##### LISTED ENTRIES #####
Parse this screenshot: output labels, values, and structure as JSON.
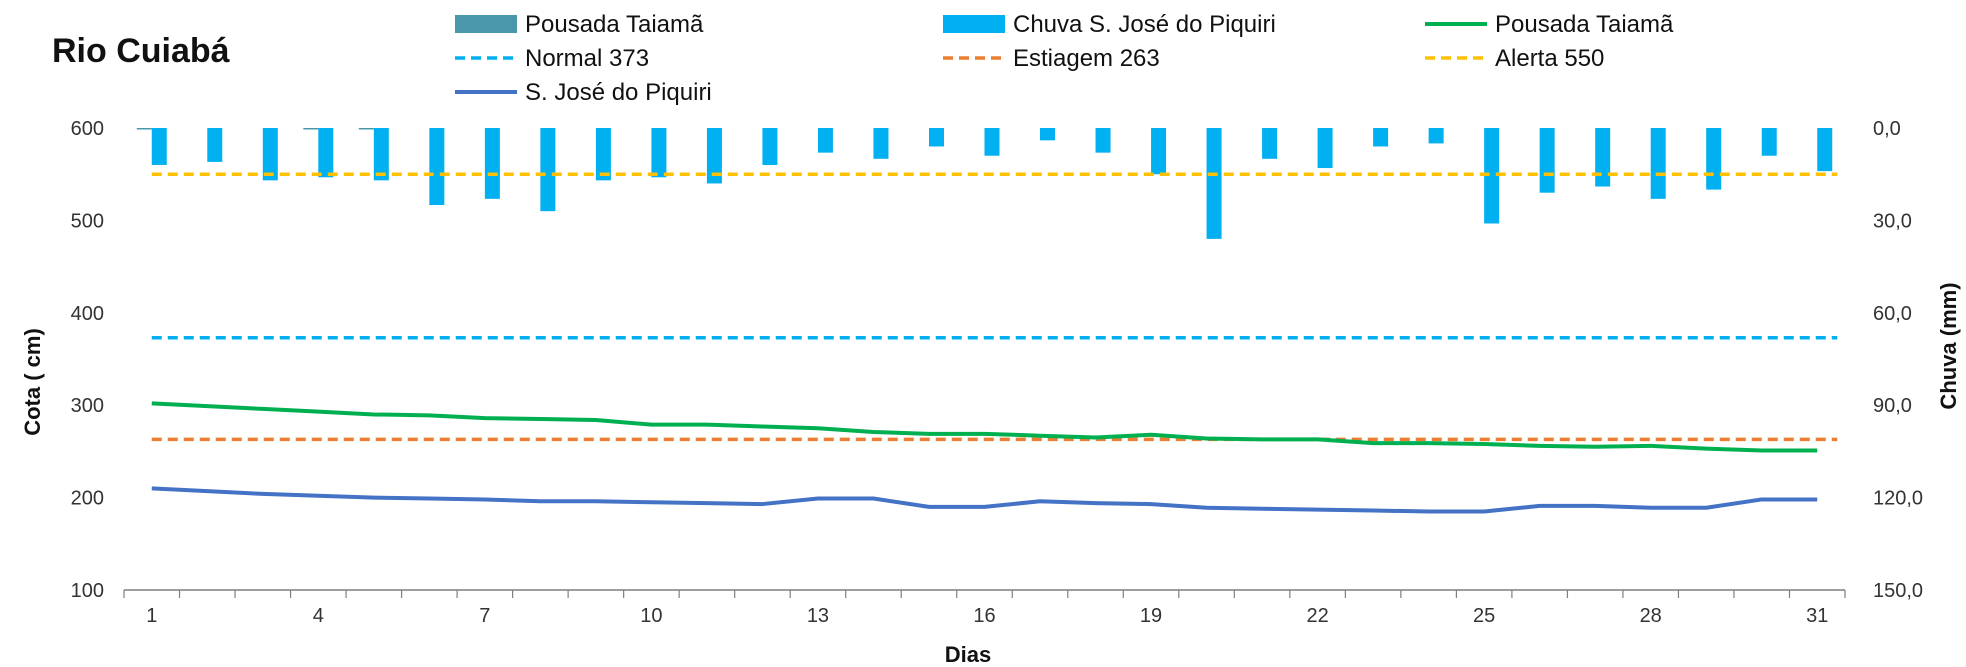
{
  "chart_data": {
    "type": "bar+line",
    "title": "Rio Cuiabá",
    "xlabel": "Dias",
    "ylabel": "Cota  ( cm)",
    "y2label": "Chuva (mm)",
    "ylim": [
      100,
      600
    ],
    "y2lim": [
      0,
      150
    ],
    "y2_inverted": true,
    "yticks": [
      "100",
      "200",
      "300",
      "400",
      "500",
      "600"
    ],
    "y2ticks": [
      "0,0",
      "30,0",
      "60,0",
      "90,0",
      "120,0",
      "150,0"
    ],
    "xticks": [
      "1",
      "4",
      "7",
      "10",
      "13",
      "16",
      "19",
      "22",
      "25",
      "28",
      "31"
    ],
    "x": [
      1,
      2,
      3,
      4,
      5,
      6,
      7,
      8,
      9,
      10,
      11,
      12,
      13,
      14,
      15,
      16,
      17,
      18,
      19,
      20,
      21,
      22,
      23,
      24,
      25,
      26,
      27,
      28,
      29,
      30,
      31
    ],
    "legend": [
      {
        "label": "Pousada Taiamã",
        "kind": "bar",
        "color": "#4a97ac"
      },
      {
        "label": "Chuva S. José do Piquiri",
        "kind": "bar",
        "color": "#00b0f0"
      },
      {
        "label": "Pousada Taiamã",
        "kind": "line",
        "color": "#00b050"
      },
      {
        "label": "Normal  373",
        "kind": "dash",
        "color": "#00b0f0"
      },
      {
        "label": "Estiagem 263",
        "kind": "dash",
        "color": "#ed7d31"
      },
      {
        "label": "Alerta 550",
        "kind": "dash",
        "color": "#ffc000"
      },
      {
        "label": "S. José do Piquiri",
        "kind": "line",
        "color": "#4472c4"
      }
    ],
    "series": [
      {
        "name": "Pousada Taiamã",
        "axis": "y2",
        "kind": "bar",
        "color": "#4a97ac",
        "values": [
          0.3,
          0,
          0,
          0.3,
          0.3,
          0,
          0,
          0,
          0,
          0,
          0,
          0,
          0,
          0,
          0,
          0,
          0,
          0,
          0,
          0,
          0,
          0,
          0,
          0,
          0,
          0,
          0,
          0,
          0,
          0,
          0
        ]
      },
      {
        "name": "Chuva S. José do Piquiri",
        "axis": "y2",
        "kind": "bar",
        "color": "#00b0f0",
        "values": [
          12,
          11,
          17,
          16,
          17,
          25,
          23,
          27,
          17,
          16,
          18,
          12,
          8,
          10,
          6,
          9,
          4,
          8,
          15,
          36,
          10,
          13,
          6,
          5,
          31,
          21,
          19,
          23,
          20,
          9,
          14
        ]
      },
      {
        "name": "Pousada Taiamã",
        "axis": "y",
        "kind": "line",
        "color": "#00b050",
        "values": [
          302,
          299,
          296,
          293,
          290,
          289,
          286,
          285,
          284,
          279,
          279,
          277,
          275,
          271,
          269,
          269,
          267,
          265,
          268,
          264,
          263,
          263,
          259,
          259,
          258,
          256,
          255,
          256,
          253,
          251,
          251
        ]
      },
      {
        "name": "S. José do Piquiri",
        "axis": "y",
        "kind": "line",
        "color": "#4472c4",
        "values": [
          210,
          207,
          204,
          202,
          200,
          199,
          198,
          196,
          196,
          195,
          194,
          193,
          199,
          199,
          190,
          190,
          196,
          194,
          193,
          189,
          188,
          187,
          186,
          185,
          185,
          191,
          191,
          189,
          189,
          198,
          198
        ]
      },
      {
        "name": "Normal  373",
        "axis": "y",
        "kind": "dash",
        "color": "#00b0f0",
        "value": 373
      },
      {
        "name": "Estiagem 263",
        "axis": "y",
        "kind": "dash",
        "color": "#ed7d31",
        "value": 263
      },
      {
        "name": "Alerta 550",
        "axis": "y",
        "kind": "dash",
        "color": "#ffc000",
        "value": 550
      }
    ]
  }
}
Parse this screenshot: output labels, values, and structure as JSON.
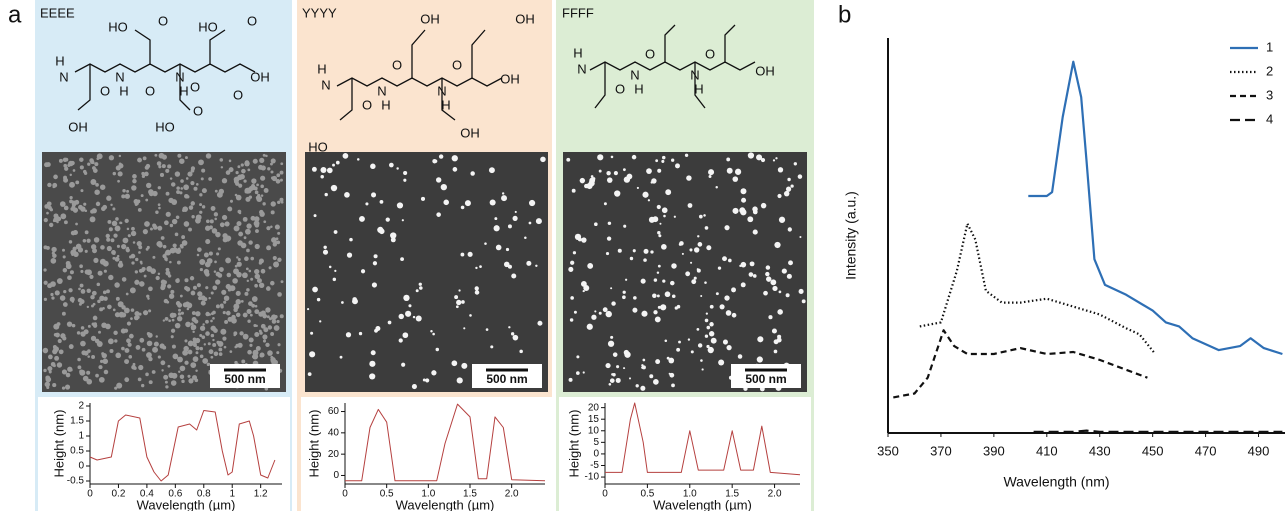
{
  "panel_labels": [
    "a",
    "b"
  ],
  "panels": [
    {
      "name": "EEEE",
      "scale_bar": "500 nm",
      "structure": [
        "HO",
        "O",
        "HO",
        "O",
        "H",
        "N",
        "O",
        "N",
        "H",
        "O",
        "N",
        "H",
        "O",
        "OH",
        "O",
        "OH",
        "HO",
        "O"
      ]
    },
    {
      "name": "YYYY",
      "scale_bar": "500 nm",
      "structure": [
        "OH",
        "OH",
        "H",
        "N",
        "O",
        "N",
        "H",
        "O",
        "N",
        "H",
        "O",
        "OH",
        "HO",
        "OH"
      ]
    },
    {
      "name": "FFFF",
      "scale_bar": "500 nm",
      "structure": [
        "H",
        "N",
        "O",
        "N",
        "H",
        "O",
        "N",
        "H",
        "O",
        "OH"
      ]
    }
  ],
  "chart_data": [
    {
      "type": "line",
      "xlabel": "Wavelength (µm)",
      "ylabel": "Height (nm)",
      "x": [
        0,
        0.05,
        0.15,
        0.2,
        0.25,
        0.35,
        0.4,
        0.45,
        0.5,
        0.55,
        0.62,
        0.7,
        0.75,
        0.8,
        0.88,
        0.93,
        0.97,
        1.0,
        1.05,
        1.12,
        1.15,
        1.2,
        1.25,
        1.3
      ],
      "series": [
        {
          "color": "#b5403f",
          "values": [
            0.3,
            0.2,
            0.3,
            1.5,
            1.7,
            1.6,
            0.3,
            -0.2,
            -0.5,
            -0.3,
            1.3,
            1.4,
            1.2,
            1.85,
            1.8,
            0.5,
            -0.3,
            -0.2,
            1.4,
            1.5,
            1.0,
            -0.3,
            -0.4,
            0.2
          ]
        }
      ],
      "xlim": [
        0,
        1.35
      ],
      "xticks": [
        0,
        0.2,
        0.4,
        0.6,
        0.8,
        1,
        1.2
      ],
      "ylim": [
        -0.6,
        2.1
      ],
      "yticks": [
        -0.5,
        0,
        0.5,
        1,
        1.5,
        2
      ]
    },
    {
      "type": "line",
      "xlabel": "Wavelength (µm)",
      "ylabel": "Height (nm)",
      "x": [
        0,
        0.2,
        0.3,
        0.4,
        0.5,
        0.6,
        1.1,
        1.2,
        1.35,
        1.5,
        1.6,
        1.7,
        1.8,
        1.9,
        2.0,
        2.4
      ],
      "series": [
        {
          "color": "#b5403f",
          "values": [
            -5,
            -5,
            45,
            62,
            50,
            -5,
            -5,
            30,
            67,
            55,
            -3,
            -3,
            55,
            45,
            -4,
            -5
          ]
        }
      ],
      "xlim": [
        0,
        2.4
      ],
      "xticks": [
        0,
        0.5,
        {
          "value": 1,
          "label": "1.0"
        },
        1.5,
        {
          "value": 2,
          "label": "2.0"
        }
      ],
      "ylim": [
        -8,
        68
      ],
      "yticks": [
        0,
        20,
        40,
        60
      ]
    },
    {
      "type": "line",
      "xlabel": "Wavelength (µm)",
      "ylabel": "Height (nm)",
      "x": [
        0,
        0.2,
        0.3,
        0.35,
        0.45,
        0.5,
        0.9,
        1.0,
        1.1,
        1.4,
        1.5,
        1.6,
        1.75,
        1.85,
        1.95,
        2.3
      ],
      "series": [
        {
          "color": "#b5403f",
          "values": [
            -8,
            -8,
            15,
            22,
            5,
            -8,
            -8,
            10,
            -7,
            -7,
            10,
            -7,
            -7,
            12,
            -8,
            -9
          ]
        }
      ],
      "xlim": [
        0,
        2.3
      ],
      "xticks": [
        0,
        0.5,
        {
          "value": 1,
          "label": "1.0"
        },
        1.5,
        {
          "value": 2,
          "label": "2.0"
        }
      ],
      "ylim": [
        -13,
        22
      ],
      "yticks": [
        -10,
        -5,
        0,
        5,
        10,
        15,
        20
      ]
    },
    {
      "type": "line",
      "xlabel": "Wavelength (nm)",
      "ylabel": "Intensity (a.u.)",
      "legend": "upper right",
      "xlim": [
        350,
        500
      ],
      "xticks": [
        350,
        370,
        390,
        410,
        430,
        450,
        470,
        490
      ],
      "ylim": [
        0,
        100
      ],
      "series": [
        {
          "name": "1",
          "color": "#2e6fb5",
          "line_style": "solid",
          "x": [
            403,
            410,
            412,
            416,
            420,
            423,
            425,
            428,
            432,
            440,
            450,
            455,
            460,
            465,
            475,
            483,
            487,
            492,
            499
          ],
          "values": [
            60,
            60,
            61,
            80,
            94,
            85,
            69,
            44,
            37.5,
            35,
            31,
            28,
            27,
            24,
            21,
            22,
            24,
            21.5,
            20
          ]
        },
        {
          "name": "2",
          "color": "#111111",
          "line_style": "dotted",
          "x": [
            362,
            370,
            376,
            380,
            383,
            387,
            393,
            400,
            410,
            420,
            430,
            440,
            445,
            451
          ],
          "values": [
            27,
            28,
            41,
            53,
            49,
            36,
            33,
            33,
            34,
            32,
            30,
            26.5,
            25,
            20
          ]
        },
        {
          "name": "3",
          "color": "#111111",
          "line_style": "dashed",
          "x": [
            352,
            360,
            365,
            371,
            375,
            380,
            390,
            400,
            410,
            420,
            430,
            440,
            448
          ],
          "values": [
            9,
            10,
            14,
            26,
            22,
            20,
            20,
            21.5,
            20,
            20.5,
            18.5,
            16,
            14
          ]
        },
        {
          "name": "4",
          "color": "#111111",
          "line_style": "longdash",
          "x": [
            405,
            420,
            425,
            430,
            460,
            499
          ],
          "values": [
            0.3,
            0.3,
            0.6,
            0.3,
            0.3,
            0.3
          ]
        }
      ]
    }
  ]
}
#####
• [SHORT TASK]: Show every line from the entries above in which "José" appears.

• [THE RESULT]:
        "label": "Chuva S. José do Piquiri",
        "label": "S. José do Piquiri",
        "name": "Chuva S. José do Piquiri",
        "name": "S. José do Piquiri",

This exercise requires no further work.